- [Objective]
Count, in the entries below, the lines in which "list" occurs. Give the number, nothing more.

- [Data entries]
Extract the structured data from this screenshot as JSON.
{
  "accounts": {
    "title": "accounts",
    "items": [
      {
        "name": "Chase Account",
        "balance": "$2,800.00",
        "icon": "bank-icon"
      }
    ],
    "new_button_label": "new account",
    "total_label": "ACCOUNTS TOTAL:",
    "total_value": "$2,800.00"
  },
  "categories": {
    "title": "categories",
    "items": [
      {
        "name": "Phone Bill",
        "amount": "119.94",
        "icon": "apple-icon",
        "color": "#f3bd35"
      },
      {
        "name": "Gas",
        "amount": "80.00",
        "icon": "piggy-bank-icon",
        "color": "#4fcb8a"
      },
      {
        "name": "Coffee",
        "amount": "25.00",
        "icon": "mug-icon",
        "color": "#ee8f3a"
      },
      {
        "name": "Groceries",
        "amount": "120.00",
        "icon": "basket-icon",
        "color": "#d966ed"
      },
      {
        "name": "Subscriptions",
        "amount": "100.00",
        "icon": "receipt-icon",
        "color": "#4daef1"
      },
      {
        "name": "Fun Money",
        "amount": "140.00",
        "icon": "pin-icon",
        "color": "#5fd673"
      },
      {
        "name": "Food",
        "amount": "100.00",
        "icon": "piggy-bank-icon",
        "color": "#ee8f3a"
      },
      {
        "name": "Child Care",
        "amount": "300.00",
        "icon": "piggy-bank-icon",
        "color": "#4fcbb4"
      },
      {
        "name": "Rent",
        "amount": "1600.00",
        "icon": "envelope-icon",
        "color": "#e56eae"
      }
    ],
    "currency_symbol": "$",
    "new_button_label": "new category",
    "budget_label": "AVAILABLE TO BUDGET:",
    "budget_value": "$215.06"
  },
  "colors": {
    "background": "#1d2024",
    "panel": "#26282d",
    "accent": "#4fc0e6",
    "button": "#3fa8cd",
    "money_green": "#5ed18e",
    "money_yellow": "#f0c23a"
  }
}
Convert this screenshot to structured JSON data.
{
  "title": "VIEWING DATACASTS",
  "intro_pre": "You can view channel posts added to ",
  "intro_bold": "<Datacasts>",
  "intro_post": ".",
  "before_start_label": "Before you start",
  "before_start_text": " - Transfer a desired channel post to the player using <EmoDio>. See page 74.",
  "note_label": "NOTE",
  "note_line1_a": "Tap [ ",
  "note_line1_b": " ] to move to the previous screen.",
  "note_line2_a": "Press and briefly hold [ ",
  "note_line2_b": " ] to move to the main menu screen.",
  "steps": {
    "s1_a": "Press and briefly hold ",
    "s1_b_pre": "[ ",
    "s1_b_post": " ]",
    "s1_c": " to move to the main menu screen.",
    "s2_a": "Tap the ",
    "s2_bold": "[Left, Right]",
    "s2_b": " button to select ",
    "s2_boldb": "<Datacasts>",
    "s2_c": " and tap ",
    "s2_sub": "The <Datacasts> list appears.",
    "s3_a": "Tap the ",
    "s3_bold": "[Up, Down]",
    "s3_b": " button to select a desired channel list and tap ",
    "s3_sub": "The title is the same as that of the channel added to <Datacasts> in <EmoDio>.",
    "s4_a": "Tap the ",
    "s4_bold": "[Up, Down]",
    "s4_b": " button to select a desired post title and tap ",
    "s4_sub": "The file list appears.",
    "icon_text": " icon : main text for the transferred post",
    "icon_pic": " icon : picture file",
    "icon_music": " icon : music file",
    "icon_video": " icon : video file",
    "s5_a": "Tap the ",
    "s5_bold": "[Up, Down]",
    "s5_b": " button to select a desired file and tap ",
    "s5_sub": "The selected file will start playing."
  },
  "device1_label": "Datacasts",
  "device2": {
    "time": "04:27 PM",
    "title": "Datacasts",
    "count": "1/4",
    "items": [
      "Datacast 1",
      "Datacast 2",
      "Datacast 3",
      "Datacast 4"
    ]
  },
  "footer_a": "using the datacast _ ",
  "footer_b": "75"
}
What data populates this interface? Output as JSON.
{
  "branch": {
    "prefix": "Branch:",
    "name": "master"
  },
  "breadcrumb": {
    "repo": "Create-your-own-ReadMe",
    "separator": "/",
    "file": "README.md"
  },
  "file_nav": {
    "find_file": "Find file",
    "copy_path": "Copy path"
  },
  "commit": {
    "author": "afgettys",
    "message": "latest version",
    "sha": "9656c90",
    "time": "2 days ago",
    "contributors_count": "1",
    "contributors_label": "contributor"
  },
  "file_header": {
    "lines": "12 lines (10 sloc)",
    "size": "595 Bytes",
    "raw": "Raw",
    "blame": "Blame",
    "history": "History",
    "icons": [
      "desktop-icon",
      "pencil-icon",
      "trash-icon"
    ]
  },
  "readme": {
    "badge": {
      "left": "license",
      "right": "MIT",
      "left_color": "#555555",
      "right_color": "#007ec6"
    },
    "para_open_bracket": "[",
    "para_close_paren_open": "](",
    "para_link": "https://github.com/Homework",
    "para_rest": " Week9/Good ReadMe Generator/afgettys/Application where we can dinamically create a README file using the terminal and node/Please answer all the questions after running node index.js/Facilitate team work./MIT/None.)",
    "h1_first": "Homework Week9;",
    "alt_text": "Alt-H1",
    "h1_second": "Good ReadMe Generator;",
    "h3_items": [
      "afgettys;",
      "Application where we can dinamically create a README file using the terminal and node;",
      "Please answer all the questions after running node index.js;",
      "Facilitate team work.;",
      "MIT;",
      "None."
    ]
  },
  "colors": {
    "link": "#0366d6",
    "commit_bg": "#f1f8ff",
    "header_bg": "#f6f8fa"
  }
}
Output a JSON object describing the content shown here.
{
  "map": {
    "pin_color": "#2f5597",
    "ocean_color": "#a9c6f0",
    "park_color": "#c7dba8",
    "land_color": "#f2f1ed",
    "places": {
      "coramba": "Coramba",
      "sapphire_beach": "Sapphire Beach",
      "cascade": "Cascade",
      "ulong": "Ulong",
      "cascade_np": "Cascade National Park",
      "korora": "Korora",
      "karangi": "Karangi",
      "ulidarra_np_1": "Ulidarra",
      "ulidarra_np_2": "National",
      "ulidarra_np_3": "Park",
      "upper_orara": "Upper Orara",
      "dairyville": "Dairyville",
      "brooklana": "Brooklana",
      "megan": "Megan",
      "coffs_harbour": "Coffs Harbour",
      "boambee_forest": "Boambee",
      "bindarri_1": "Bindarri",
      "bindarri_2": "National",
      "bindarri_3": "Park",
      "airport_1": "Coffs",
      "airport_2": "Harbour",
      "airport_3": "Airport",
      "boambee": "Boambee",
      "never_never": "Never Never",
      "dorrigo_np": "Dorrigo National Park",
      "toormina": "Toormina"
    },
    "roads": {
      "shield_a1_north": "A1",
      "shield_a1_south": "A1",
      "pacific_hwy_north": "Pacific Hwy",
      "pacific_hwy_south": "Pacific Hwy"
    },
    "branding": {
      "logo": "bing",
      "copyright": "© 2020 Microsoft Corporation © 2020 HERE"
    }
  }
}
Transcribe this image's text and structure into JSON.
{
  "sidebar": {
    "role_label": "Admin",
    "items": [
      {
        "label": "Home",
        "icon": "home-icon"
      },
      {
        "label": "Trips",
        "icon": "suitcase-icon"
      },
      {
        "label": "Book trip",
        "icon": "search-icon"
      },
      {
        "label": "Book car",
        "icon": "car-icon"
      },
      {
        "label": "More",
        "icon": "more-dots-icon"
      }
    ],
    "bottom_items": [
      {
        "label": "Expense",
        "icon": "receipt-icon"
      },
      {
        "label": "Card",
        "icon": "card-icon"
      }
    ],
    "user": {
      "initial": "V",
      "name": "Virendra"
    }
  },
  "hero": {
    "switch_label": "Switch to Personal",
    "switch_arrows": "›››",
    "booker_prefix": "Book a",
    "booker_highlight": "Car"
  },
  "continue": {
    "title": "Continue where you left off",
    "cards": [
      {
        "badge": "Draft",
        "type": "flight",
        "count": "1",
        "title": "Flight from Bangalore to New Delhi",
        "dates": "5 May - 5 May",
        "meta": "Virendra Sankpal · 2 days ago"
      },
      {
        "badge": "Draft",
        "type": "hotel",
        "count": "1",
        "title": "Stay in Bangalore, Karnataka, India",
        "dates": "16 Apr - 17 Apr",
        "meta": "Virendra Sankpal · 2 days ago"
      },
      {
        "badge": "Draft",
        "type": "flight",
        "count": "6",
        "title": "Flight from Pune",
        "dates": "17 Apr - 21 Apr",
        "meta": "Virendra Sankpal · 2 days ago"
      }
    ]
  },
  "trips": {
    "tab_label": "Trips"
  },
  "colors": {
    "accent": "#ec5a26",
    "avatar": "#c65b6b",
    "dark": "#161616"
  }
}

- [Solution to this exercise]
3